▶ **Description of the task**
Make an exact copy of each entry, leaving out every picture.

----------

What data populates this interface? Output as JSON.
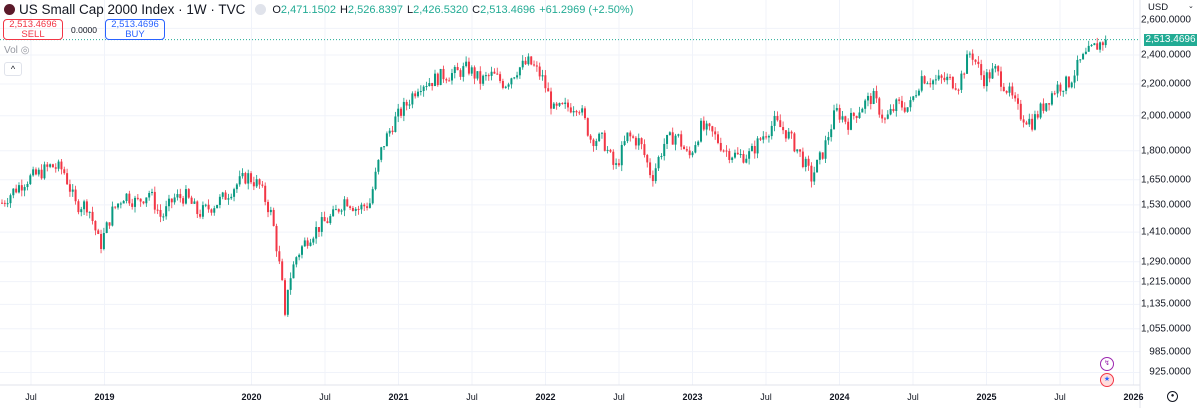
{
  "header": {
    "symbol": "US Small Cap 2000 Index · 1W · TVC",
    "open_label": "O",
    "open": "2,471.1502",
    "high_label": "H",
    "high": "2,526.8397",
    "low_label": "L",
    "low": "2,426.5320",
    "close_label": "C",
    "close": "2,513.4696",
    "change": "+61.2969 (+2.50%)"
  },
  "trade": {
    "sell_price": "2,513.4696",
    "sell_label": "SELL",
    "spread": "0.0000",
    "buy_price": "2,513.4696",
    "buy_label": "BUY"
  },
  "volume_label": "Vol",
  "collapse_icon": "^",
  "colors": {
    "up": "#089981",
    "down": "#f23645",
    "price_tag": "#22ab94"
  },
  "chart_data": {
    "type": "candlestick",
    "interval": "1W",
    "currency": "USD",
    "y_scale": "log",
    "last_price": "2,513.4696",
    "y_ticks": [
      "2,600.0000",
      "2,400.0000",
      "2,200.0000",
      "2,000.0000",
      "1,800.0000",
      "1,650.0000",
      "1,530.0000",
      "1,410.0000",
      "1,290.0000",
      "1,215.0000",
      "1,135.0000",
      "1,055.0000",
      "985.0000",
      "925.0000"
    ],
    "y_tick_values": [
      2600,
      2400,
      2200,
      2000,
      1800,
      1650,
      1530,
      1410,
      1290,
      1215,
      1135,
      1055,
      985,
      925
    ],
    "x_ticks": [
      {
        "label": "Jul",
        "year": false,
        "t": 2018.5
      },
      {
        "label": "2019",
        "year": true,
        "t": 2019
      },
      {
        "label": "2020",
        "year": true,
        "t": 2020
      },
      {
        "label": "Jul",
        "year": false,
        "t": 2020.5
      },
      {
        "label": "2021",
        "year": true,
        "t": 2021
      },
      {
        "label": "Jul",
        "year": false,
        "t": 2021.5
      },
      {
        "label": "2022",
        "year": true,
        "t": 2022
      },
      {
        "label": "Jul",
        "year": false,
        "t": 2022.5
      },
      {
        "label": "2023",
        "year": true,
        "t": 2023
      },
      {
        "label": "Jul",
        "year": false,
        "t": 2023.5
      },
      {
        "label": "2024",
        "year": true,
        "t": 2024
      },
      {
        "label": "Jul",
        "year": false,
        "t": 2024.5
      },
      {
        "label": "2025",
        "year": true,
        "t": 2025
      },
      {
        "label": "Jul",
        "year": false,
        "t": 2025.5
      },
      {
        "label": "2026",
        "year": true,
        "t": 2026
      }
    ],
    "start": 2018.29,
    "monthly_closes": [
      1540,
      1600,
      1650,
      1680,
      1720,
      1700,
      1530,
      1530,
      1350,
      1500,
      1580,
      1540,
      1590,
      1470,
      1560,
      1570,
      1490,
      1520,
      1560,
      1620,
      1670,
      1620,
      1480,
      1150,
      1310,
      1390,
      1440,
      1480,
      1560,
      1510,
      1540,
      1820,
      1970,
      2070,
      2200,
      2220,
      2260,
      2270,
      2310,
      2220,
      2260,
      2200,
      2300,
      2350,
      2250,
      2030,
      2050,
      2070,
      1870,
      1860,
      1700,
      1880,
      1850,
      1660,
      1840,
      1890,
      1760,
      1930,
      1890,
      1800,
      1770,
      1780,
      1880,
      1960,
      1900,
      1790,
      1660,
      1800,
      2030,
      1960,
      2050,
      2120,
      1970,
      2070,
      2050,
      2250,
      2220,
      2230,
      2200,
      2430,
      2230,
      2290,
      2160,
      2010,
      1960,
      2070,
      2180,
      2210,
      2360,
      2450,
      2513
    ]
  }
}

----------

▶ **Exercise output**
What data populates this interface? Output as JSON.
{
  "header": {
    "symbol": "US Small Cap 2000 Index · 1W · TVC",
    "open_label": "O",
    "open": "2,471.1502",
    "high_label": "H",
    "high": "2,526.8397",
    "low_label": "L",
    "low": "2,426.5320",
    "close_label": "C",
    "close": "2,513.4696",
    "change": "+61.2969 (+2.50%)"
  },
  "trade": {
    "sell_price": "2,513.4696",
    "sell_label": "SELL",
    "spread": "0.0000",
    "buy_price": "2,513.4696",
    "buy_label": "BUY"
  },
  "volume_label": "Vol",
  "collapse_icon": "^",
  "colors": {
    "up": "#089981",
    "down": "#f23645",
    "price_tag": "#22ab94"
  },
  "chart_data": {
    "type": "candlestick",
    "interval": "1W",
    "currency": "USD",
    "y_scale": "log",
    "last_price": "2,513.4696",
    "y_ticks": [
      "2,600.0000",
      "2,400.0000",
      "2,200.0000",
      "2,000.0000",
      "1,800.0000",
      "1,650.0000",
      "1,530.0000",
      "1,410.0000",
      "1,290.0000",
      "1,215.0000",
      "1,135.0000",
      "1,055.0000",
      "985.0000",
      "925.0000"
    ],
    "y_tick_values": [
      2600,
      2400,
      2200,
      2000,
      1800,
      1650,
      1530,
      1410,
      1290,
      1215,
      1135,
      1055,
      985,
      925
    ],
    "x_ticks": [
      {
        "label": "Jul",
        "year": false,
        "t": 2018.5
      },
      {
        "label": "2019",
        "year": true,
        "t": 2019
      },
      {
        "label": "2020",
        "year": true,
        "t": 2020
      },
      {
        "label": "Jul",
        "year": false,
        "t": 2020.5
      },
      {
        "label": "2021",
        "year": true,
        "t": 2021
      },
      {
        "label": "Jul",
        "year": false,
        "t": 2021.5
      },
      {
        "label": "2022",
        "year": true,
        "t": 2022
      },
      {
        "label": "Jul",
        "year": false,
        "t": 2022.5
      },
      {
        "label": "2023",
        "year": true,
        "t": 2023
      },
      {
        "label": "Jul",
        "year": false,
        "t": 2023.5
      },
      {
        "label": "2024",
        "year": true,
        "t": 2024
      },
      {
        "label": "Jul",
        "year": false,
        "t": 2024.5
      },
      {
        "label": "2025",
        "year": true,
        "t": 2025
      },
      {
        "label": "Jul",
        "year": false,
        "t": 2025.5
      },
      {
        "label": "2026",
        "year": true,
        "t": 2026
      }
    ],
    "start": 2018.29,
    "monthly_closes": [
      1540,
      1600,
      1650,
      1680,
      1720,
      1700,
      1530,
      1530,
      1350,
      1500,
      1580,
      1540,
      1590,
      1470,
      1560,
      1570,
      1490,
      1520,
      1560,
      1620,
      1670,
      1620,
      1480,
      1150,
      1310,
      1390,
      1440,
      1480,
      1560,
      1510,
      1540,
      1820,
      1970,
      2070,
      2200,
      2220,
      2260,
      2270,
      2310,
      2220,
      2260,
      2200,
      2300,
      2350,
      2250,
      2030,
      2050,
      2070,
      1870,
      1860,
      1700,
      1880,
      1850,
      1660,
      1840,
      1890,
      1760,
      1930,
      1890,
      1800,
      1770,
      1780,
      1880,
      1960,
      1900,
      1790,
      1660,
      1800,
      2030,
      1960,
      2050,
      2120,
      1970,
      2070,
      2050,
      2250,
      2220,
      2230,
      2200,
      2430,
      2230,
      2290,
      2160,
      2010,
      1960,
      2070,
      2180,
      2210,
      2360,
      2450,
      2513
    ]
  }
}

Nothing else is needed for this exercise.